What you need to do » Scan the records and identify every line in which the string "details" occurs, then return those lines.

......

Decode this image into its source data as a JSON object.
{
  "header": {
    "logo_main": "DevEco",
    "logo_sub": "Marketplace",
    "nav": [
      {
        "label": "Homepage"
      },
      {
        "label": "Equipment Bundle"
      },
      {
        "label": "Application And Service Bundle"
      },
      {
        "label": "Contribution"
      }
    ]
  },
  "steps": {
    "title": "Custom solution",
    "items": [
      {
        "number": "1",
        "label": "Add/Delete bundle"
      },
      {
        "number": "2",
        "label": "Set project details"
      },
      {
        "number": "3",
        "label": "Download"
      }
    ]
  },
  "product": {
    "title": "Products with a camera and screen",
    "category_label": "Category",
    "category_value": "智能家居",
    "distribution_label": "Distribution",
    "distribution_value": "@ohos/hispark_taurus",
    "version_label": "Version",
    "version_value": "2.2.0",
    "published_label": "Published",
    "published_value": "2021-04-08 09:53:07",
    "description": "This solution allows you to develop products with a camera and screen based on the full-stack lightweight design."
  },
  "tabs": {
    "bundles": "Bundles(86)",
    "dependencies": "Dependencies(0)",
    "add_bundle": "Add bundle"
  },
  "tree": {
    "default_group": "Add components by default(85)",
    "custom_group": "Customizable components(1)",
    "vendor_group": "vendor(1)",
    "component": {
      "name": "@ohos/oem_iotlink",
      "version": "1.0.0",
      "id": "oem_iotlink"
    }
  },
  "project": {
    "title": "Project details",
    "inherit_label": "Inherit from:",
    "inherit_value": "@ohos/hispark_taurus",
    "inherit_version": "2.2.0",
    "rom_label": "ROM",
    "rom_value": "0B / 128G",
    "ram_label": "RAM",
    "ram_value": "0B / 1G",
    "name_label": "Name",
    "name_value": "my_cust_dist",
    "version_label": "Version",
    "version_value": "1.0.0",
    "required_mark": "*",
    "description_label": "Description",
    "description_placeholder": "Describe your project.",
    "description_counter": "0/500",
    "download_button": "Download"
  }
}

......

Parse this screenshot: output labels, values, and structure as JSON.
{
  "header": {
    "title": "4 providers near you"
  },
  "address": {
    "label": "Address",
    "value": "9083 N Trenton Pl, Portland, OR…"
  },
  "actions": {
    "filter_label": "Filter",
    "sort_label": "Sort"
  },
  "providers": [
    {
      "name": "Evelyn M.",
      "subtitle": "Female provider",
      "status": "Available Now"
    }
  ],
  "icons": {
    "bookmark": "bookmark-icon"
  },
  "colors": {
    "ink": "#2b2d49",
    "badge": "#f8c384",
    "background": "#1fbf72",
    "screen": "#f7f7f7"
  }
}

......

Result below »
        "label": "Set project details"
    "title": "Project details",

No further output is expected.